- Set problem: Rewrite every line of the entries below with "card-category" swapped for "card-type" wherever it occurs, changing nothing else. Leave the pictures out of your answer.

- Recorded data:
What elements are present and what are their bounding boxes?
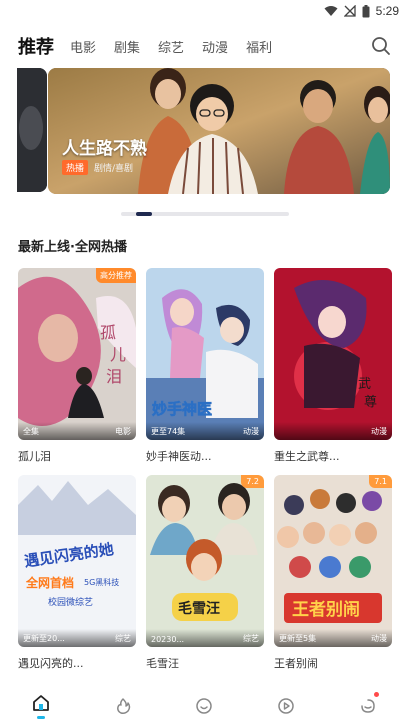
tab-profile[interactable] (348, 688, 388, 724)
card-title: 王者别闹 (274, 657, 318, 670)
card-episode-status: 更至74集 (151, 427, 186, 436)
card-category: 动漫 (243, 427, 259, 436)
card-corner-badge: 高分推荐 (96, 268, 136, 283)
card-episode-status: 更新至5集 (279, 634, 317, 643)
card-title: 毛雪汪 (146, 657, 179, 670)
card-score-badge: 7.2 (241, 475, 264, 488)
svg-text:妙手神医: 妙手神医 (152, 400, 212, 418)
card-title: 孤儿泪 (18, 450, 51, 463)
card-category: 综艺 (115, 634, 131, 643)
banner-genre: 剧情/喜剧 (94, 164, 134, 174)
tab-variety[interactable]: 综艺 (158, 37, 184, 56)
media-card[interactable]: 武 尊 动漫 重生之武尊... (274, 268, 392, 464)
battery-icon (362, 4, 370, 17)
card-title: 遇见闪亮的... (18, 657, 84, 670)
active-tab-indicator (36, 716, 45, 719)
card-category: 动漫 (371, 634, 387, 643)
section-title: 最新上线·全网热播 (18, 240, 127, 255)
card-bottom-bar: 更新至5集 动漫 (274, 629, 392, 647)
tab-recommend[interactable]: 推荐 (18, 33, 54, 59)
notification-dot (374, 692, 380, 697)
tab-video[interactable] (266, 688, 306, 724)
play-icon (278, 698, 295, 714)
svg-text:王者别闹: 王者别闹 (292, 599, 360, 620)
poster: 妙手神医 更至74集 动漫 (146, 268, 264, 440)
tab-anime[interactable]: 动漫 (202, 37, 228, 56)
svg-text:全网首档: 全网首档 (25, 575, 74, 590)
banner-slide[interactable]: 人生路不熟 热播 剧情/喜剧 (48, 68, 390, 194)
card-category: 综艺 (243, 634, 259, 643)
card-score-badge: 7.1 (369, 475, 392, 488)
card-title: 重生之武尊... (274, 450, 340, 463)
svg-text:孤: 孤 (100, 323, 116, 342)
media-card[interactable]: 毛雪汪 7.2 20230... 综艺 毛雪汪 (146, 475, 264, 671)
profile-icon (361, 699, 375, 713)
home-icon (32, 695, 49, 711)
card-category: 动漫 (371, 427, 387, 436)
banner-artwork (48, 68, 390, 194)
poster: 武 尊 动漫 (274, 268, 392, 440)
svg-text:5G黑科技: 5G黑科技 (84, 577, 119, 587)
poster: 毛雪汪 7.2 20230... 综艺 (146, 475, 264, 647)
svg-text:泪: 泪 (106, 367, 122, 386)
card-bottom-bar: 更新至20... 综艺 (18, 629, 136, 647)
media-card[interactable]: 王者别闹 7.1 更新至5集 动漫 王者别闹 (274, 475, 392, 671)
no-signal-icon (343, 5, 356, 17)
tab-home[interactable] (21, 688, 61, 724)
banner-prev-slide[interactable] (17, 68, 47, 192)
banner-carousel[interactable]: 人生路不熟 热播 剧情/喜剧 (0, 68, 409, 196)
media-card[interactable]: 遇见闪亮的她 全网首档 5G黑科技 校园微综艺 更新至20... 综艺 遇见闪亮… (18, 475, 136, 671)
tab-community[interactable] (184, 688, 224, 724)
card-episode-status: 全集 (23, 427, 39, 436)
wifi-icon (324, 6, 338, 16)
top-nav: 推荐 电影 剧集 综艺 动漫 福利 (18, 32, 398, 60)
poster: 王者别闹 7.1 更新至5集 动漫 (274, 475, 392, 647)
svg-text:尊: 尊 (364, 394, 377, 410)
media-card[interactable]: 妙手神医 更至74集 动漫 妙手神医动... (146, 268, 264, 464)
banner-pagination (121, 212, 289, 216)
tab-welfare[interactable]: 福利 (246, 37, 272, 56)
card-episode-status: 更新至20... (23, 634, 65, 643)
hot-badge: 热播 (62, 160, 89, 175)
card-episode-status: 20230... (151, 635, 185, 644)
card-title: 妙手神医动... (146, 450, 212, 463)
status-bar: 5:29 (0, 0, 409, 22)
banner-title: 人生路不熟 (62, 139, 147, 159)
svg-text:校园微综艺: 校园微综艺 (48, 596, 93, 608)
card-bottom-bar: 更至74集 动漫 (146, 422, 264, 440)
media-card[interactable]: 孤 儿 泪 高分推荐 全集 电影 孤儿泪 (18, 268, 136, 464)
card-category: 电影 (115, 427, 131, 436)
banner-active-indicator (136, 212, 152, 216)
banner-tags: 热播 剧情/喜剧 (62, 160, 133, 175)
card-bottom-bar: 动漫 (274, 422, 392, 440)
card-bottom-bar: 20230... 综艺 (146, 629, 264, 647)
card-bottom-bar: 全集 电影 (18, 422, 136, 440)
tab-movies[interactable]: 电影 (70, 37, 96, 56)
tab-hot[interactable] (103, 688, 143, 724)
chat-icon (196, 698, 213, 714)
svg-text:儿: 儿 (110, 345, 126, 364)
svg-text:武: 武 (358, 377, 371, 392)
bottom-tab-bar (0, 684, 409, 728)
tab-series[interactable]: 剧集 (114, 37, 140, 56)
fire-icon (116, 698, 130, 714)
poster: 遇见闪亮的她 全网首档 5G黑科技 校园微综艺 更新至20... 综艺 (18, 475, 136, 647)
status-time: 5:29 (375, 4, 399, 18)
poster: 孤 儿 泪 高分推荐 全集 电影 (18, 268, 136, 440)
svg-text:毛雪汪: 毛雪汪 (178, 600, 220, 617)
search-icon[interactable] (370, 35, 392, 57)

- Full answer:
What elements are present and what are their bounding boxes?
tab-profile[interactable] (348, 688, 388, 724)
card-title: 王者别闹 (274, 657, 318, 670)
card-episode-status: 更至74集 (151, 427, 186, 436)
card-type: 动漫 (243, 427, 259, 436)
card-corner-badge: 高分推荐 (96, 268, 136, 283)
card-episode-status: 更新至5集 (279, 634, 317, 643)
card-title: 毛雪汪 (146, 657, 179, 670)
card-score-badge: 7.2 (241, 475, 264, 488)
svg-text:妙手神医: 妙手神医 (152, 400, 212, 418)
card-title: 孤儿泪 (18, 450, 51, 463)
card-type: 综艺 (115, 634, 131, 643)
banner-genre: 剧情/喜剧 (94, 164, 134, 174)
tab-variety[interactable]: 综艺 (158, 37, 184, 56)
media-card[interactable]: 武 尊 动漫 重生之武尊... (274, 268, 392, 464)
battery-icon (362, 4, 370, 17)
card-title: 遇见闪亮的... (18, 657, 84, 670)
active-tab-indicator (36, 716, 45, 719)
card-type: 动漫 (371, 634, 387, 643)
section-title: 最新上线·全网热播 (18, 240, 127, 255)
card-bottom-bar: 更新至5集 动漫 (274, 629, 392, 647)
tab-recommend[interactable]: 推荐 (18, 33, 54, 59)
notification-dot (374, 692, 380, 697)
tab-video[interactable] (266, 688, 306, 724)
play-icon (278, 698, 295, 714)
svg-text:王者别闹: 王者别闹 (292, 599, 360, 620)
poster: 妙手神医 更至74集 动漫 (146, 268, 264, 440)
tab-anime[interactable]: 动漫 (202, 37, 228, 56)
svg-text:全网首档: 全网首档 (25, 575, 74, 590)
banner-slide[interactable]: 人生路不熟 热播 剧情/喜剧 (48, 68, 390, 194)
card-type: 综艺 (243, 634, 259, 643)
card-score-badge: 7.1 (369, 475, 392, 488)
card-title: 重生之武尊... (274, 450, 340, 463)
svg-text:孤: 孤 (100, 323, 116, 342)
media-card[interactable]: 毛雪汪 7.2 20230... 综艺 毛雪汪 (146, 475, 264, 671)
profile-icon (361, 699, 375, 713)
home-icon (32, 695, 49, 711)
card-type: 动漫 (371, 427, 387, 436)
banner-artwork (48, 68, 390, 194)
poster: 武 尊 动漫 (274, 268, 392, 440)
svg-text:5G黑科技: 5G黑科技 (84, 577, 119, 587)
poster: 毛雪汪 7.2 20230... 综艺 (146, 475, 264, 647)
svg-text:泪: 泪 (106, 367, 122, 386)
card-bottom-bar: 更新至20... 综艺 (18, 629, 136, 647)
media-card[interactable]: 王者别闹 7.1 更新至5集 动漫 王者别闹 (274, 475, 392, 671)
no-signal-icon (343, 5, 356, 17)
tab-home[interactable] (21, 688, 61, 724)
banner-prev-slide[interactable] (17, 68, 47, 192)
banner-carousel[interactable]: 人生路不熟 热播 剧情/喜剧 (0, 68, 409, 196)
media-card[interactable]: 遇见闪亮的她 全网首档 5G黑科技 校园微综艺 更新至20... 综艺 遇见闪亮… (18, 475, 136, 671)
tab-community[interactable] (184, 688, 224, 724)
card-episode-status: 全集 (23, 427, 39, 436)
wifi-icon (324, 6, 338, 16)
top-nav: 推荐 电影 剧集 综艺 动漫 福利 (18, 32, 398, 60)
poster: 王者别闹 7.1 更新至5集 动漫 (274, 475, 392, 647)
svg-text:尊: 尊 (364, 394, 377, 410)
media-card[interactable]: 妙手神医 更至74集 动漫 妙手神医动... (146, 268, 264, 464)
banner-pagination (121, 212, 289, 216)
tab-welfare[interactable]: 福利 (246, 37, 272, 56)
card-episode-status: 更新至20... (23, 634, 65, 643)
hot-badge: 热播 (62, 160, 89, 175)
card-episode-status: 20230... (151, 635, 185, 644)
card-title: 妙手神医动... (146, 450, 212, 463)
status-bar: 5:29 (0, 0, 409, 22)
banner-title: 人生路不熟 (62, 139, 147, 159)
svg-text:校园微综艺: 校园微综艺 (48, 596, 93, 608)
card-bottom-bar: 更至74集 动漫 (146, 422, 264, 440)
media-card[interactable]: 孤 儿 泪 高分推荐 全集 电影 孤儿泪 (18, 268, 136, 464)
card-type: 电影 (115, 427, 131, 436)
banner-active-indicator (136, 212, 152, 216)
banner-tags: 热播 剧情/喜剧 (62, 160, 133, 175)
card-bottom-bar: 动漫 (274, 422, 392, 440)
card-bottom-bar: 20230... 综艺 (146, 629, 264, 647)
card-bottom-bar: 全集 电影 (18, 422, 136, 440)
tab-movies[interactable]: 电影 (70, 37, 96, 56)
tab-hot[interactable] (103, 688, 143, 724)
chat-icon (196, 698, 213, 714)
svg-text:儿: 儿 (110, 345, 126, 364)
svg-text:武: 武 (358, 377, 371, 392)
bottom-tab-bar (0, 684, 409, 728)
tab-series[interactable]: 剧集 (114, 37, 140, 56)
fire-icon (116, 698, 130, 714)
poster: 遇见闪亮的她 全网首档 5G黑科技 校园微综艺 更新至20... 综艺 (18, 475, 136, 647)
status-time: 5:29 (375, 4, 399, 18)
poster: 孤 儿 泪 高分推荐 全集 电影 (18, 268, 136, 440)
svg-text:毛雪汪: 毛雪汪 (178, 600, 220, 617)
search-icon[interactable] (370, 35, 392, 57)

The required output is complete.